SHORT EXERCISE:
Collect each line containing "June".

....

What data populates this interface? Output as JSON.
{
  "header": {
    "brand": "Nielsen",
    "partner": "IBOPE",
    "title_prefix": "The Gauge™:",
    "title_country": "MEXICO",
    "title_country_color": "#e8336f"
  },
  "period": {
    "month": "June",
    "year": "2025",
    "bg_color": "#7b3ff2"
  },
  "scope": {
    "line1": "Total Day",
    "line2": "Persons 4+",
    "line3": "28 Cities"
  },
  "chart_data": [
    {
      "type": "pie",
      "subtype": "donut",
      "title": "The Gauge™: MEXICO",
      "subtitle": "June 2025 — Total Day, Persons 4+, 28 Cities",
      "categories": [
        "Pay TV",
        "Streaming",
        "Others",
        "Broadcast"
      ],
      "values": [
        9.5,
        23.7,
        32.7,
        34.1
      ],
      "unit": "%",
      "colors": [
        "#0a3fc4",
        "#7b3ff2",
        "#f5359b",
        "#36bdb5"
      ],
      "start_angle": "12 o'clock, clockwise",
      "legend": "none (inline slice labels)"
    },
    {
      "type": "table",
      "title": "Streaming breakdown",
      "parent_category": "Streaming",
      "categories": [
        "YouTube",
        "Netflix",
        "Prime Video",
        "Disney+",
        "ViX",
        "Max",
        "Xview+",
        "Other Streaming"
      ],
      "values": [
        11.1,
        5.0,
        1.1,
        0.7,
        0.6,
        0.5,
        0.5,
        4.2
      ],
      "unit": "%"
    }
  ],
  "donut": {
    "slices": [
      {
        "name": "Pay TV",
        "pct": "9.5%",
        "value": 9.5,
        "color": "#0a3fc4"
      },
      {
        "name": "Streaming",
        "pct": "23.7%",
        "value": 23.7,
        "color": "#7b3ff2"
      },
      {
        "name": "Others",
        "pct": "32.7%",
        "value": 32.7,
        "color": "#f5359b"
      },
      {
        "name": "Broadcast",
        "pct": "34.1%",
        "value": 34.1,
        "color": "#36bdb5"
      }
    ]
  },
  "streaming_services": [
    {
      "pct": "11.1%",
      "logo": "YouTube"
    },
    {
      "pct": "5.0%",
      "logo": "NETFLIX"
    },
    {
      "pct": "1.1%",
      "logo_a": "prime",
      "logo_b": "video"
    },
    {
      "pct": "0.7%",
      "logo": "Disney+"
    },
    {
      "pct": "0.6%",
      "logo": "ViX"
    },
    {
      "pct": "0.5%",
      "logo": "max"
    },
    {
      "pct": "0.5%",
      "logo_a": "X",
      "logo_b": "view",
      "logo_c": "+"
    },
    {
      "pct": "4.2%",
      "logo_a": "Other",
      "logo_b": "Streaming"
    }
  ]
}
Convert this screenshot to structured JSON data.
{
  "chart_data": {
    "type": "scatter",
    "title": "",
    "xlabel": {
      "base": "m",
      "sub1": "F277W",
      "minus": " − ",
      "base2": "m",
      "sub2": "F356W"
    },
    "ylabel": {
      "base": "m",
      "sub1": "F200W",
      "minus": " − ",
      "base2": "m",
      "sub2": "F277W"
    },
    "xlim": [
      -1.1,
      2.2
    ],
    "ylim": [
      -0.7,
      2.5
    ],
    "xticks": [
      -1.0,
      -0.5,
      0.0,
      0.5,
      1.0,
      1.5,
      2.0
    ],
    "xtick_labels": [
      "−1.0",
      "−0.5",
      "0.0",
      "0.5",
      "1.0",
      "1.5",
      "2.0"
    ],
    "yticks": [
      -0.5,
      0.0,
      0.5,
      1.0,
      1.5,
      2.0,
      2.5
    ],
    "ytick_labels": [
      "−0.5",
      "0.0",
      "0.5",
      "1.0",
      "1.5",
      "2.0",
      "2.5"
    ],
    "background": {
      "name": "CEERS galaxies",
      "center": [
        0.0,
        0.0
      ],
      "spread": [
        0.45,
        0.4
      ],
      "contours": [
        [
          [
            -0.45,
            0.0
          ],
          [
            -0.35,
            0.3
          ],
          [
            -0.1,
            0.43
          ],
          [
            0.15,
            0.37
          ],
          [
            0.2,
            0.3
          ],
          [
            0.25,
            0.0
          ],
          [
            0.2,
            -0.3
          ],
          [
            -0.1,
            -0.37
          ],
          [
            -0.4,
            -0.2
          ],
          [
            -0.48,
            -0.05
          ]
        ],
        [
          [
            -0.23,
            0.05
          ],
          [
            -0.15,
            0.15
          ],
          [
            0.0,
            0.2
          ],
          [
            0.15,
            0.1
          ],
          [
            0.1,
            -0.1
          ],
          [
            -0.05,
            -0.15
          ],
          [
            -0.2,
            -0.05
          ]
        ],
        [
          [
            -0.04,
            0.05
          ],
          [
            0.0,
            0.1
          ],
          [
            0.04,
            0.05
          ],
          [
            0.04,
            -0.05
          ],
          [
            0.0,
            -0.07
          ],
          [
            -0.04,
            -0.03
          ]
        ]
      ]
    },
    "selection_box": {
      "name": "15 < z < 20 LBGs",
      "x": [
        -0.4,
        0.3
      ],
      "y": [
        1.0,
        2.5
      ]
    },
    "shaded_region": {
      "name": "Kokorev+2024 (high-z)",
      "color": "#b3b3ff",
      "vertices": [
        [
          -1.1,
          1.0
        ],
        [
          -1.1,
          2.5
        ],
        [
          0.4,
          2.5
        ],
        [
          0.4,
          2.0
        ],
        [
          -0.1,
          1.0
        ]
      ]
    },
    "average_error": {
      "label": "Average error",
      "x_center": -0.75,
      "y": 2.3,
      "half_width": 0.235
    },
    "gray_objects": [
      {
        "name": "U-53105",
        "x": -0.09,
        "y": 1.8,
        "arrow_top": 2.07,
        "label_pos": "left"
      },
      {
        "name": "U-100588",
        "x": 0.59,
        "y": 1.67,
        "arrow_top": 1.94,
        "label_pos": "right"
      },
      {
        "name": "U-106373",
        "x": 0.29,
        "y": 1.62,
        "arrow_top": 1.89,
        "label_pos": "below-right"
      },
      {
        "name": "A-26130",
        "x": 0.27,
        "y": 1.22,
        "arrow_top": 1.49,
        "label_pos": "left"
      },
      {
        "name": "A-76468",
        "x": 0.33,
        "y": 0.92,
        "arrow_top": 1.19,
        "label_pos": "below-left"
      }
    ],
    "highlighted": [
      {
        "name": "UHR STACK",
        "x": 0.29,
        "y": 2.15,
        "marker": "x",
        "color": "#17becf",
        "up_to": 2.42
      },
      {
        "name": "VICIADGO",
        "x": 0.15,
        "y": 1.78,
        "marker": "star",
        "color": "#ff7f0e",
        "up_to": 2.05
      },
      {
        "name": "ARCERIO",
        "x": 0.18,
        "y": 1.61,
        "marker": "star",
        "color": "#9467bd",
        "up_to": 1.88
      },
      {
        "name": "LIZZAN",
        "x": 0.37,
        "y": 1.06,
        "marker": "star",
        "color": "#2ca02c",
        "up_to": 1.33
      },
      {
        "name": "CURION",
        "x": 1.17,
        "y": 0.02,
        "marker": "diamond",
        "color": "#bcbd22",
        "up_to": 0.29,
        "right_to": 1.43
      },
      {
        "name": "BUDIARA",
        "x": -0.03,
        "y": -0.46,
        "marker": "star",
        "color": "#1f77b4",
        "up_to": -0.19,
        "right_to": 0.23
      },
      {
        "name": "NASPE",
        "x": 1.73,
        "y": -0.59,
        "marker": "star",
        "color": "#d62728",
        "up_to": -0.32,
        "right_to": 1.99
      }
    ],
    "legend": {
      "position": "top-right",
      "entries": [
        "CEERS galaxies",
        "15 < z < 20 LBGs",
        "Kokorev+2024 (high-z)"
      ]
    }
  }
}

....

RESPONSE FOR THIS EXERCISE:
    "month": "June",
      "subtitle": "June 2025 — Total Day, Persons 4+, 28 Cities",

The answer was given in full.